- [Exercise]:
List each line of the data that holds the string "Parameter", please.

—————

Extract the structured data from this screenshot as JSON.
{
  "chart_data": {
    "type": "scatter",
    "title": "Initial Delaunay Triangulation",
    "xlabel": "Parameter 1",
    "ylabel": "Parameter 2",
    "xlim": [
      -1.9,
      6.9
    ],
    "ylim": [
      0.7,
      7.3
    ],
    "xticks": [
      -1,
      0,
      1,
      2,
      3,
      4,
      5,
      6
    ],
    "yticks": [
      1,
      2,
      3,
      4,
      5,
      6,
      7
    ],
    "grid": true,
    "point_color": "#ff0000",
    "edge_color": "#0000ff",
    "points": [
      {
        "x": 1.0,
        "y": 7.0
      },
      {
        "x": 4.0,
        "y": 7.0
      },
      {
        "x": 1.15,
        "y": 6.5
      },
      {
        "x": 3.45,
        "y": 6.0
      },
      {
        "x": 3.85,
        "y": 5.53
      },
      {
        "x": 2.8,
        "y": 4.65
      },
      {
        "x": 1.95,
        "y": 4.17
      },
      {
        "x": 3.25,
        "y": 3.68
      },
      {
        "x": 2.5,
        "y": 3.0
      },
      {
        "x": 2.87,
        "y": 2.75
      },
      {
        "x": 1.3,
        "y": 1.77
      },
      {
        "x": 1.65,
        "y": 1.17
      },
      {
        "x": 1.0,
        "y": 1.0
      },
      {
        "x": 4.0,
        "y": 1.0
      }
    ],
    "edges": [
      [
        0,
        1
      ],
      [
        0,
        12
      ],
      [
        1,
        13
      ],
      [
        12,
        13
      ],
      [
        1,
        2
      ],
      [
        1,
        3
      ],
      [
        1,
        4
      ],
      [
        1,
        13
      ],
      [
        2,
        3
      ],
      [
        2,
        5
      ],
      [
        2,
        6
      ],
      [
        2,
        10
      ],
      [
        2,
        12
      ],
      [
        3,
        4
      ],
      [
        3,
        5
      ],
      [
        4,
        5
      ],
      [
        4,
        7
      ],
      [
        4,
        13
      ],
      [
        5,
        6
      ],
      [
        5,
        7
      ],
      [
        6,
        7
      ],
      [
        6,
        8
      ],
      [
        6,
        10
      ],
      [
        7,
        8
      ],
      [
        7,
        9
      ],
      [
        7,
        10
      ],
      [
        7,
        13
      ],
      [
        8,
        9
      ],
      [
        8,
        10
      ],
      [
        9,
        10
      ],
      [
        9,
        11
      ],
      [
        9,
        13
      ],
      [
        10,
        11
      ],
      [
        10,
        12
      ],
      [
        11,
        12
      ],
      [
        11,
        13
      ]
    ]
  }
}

—————

- [Answer to the task]:
    "xlabel": "Parameter 1",
    "ylabel": "Parameter 2",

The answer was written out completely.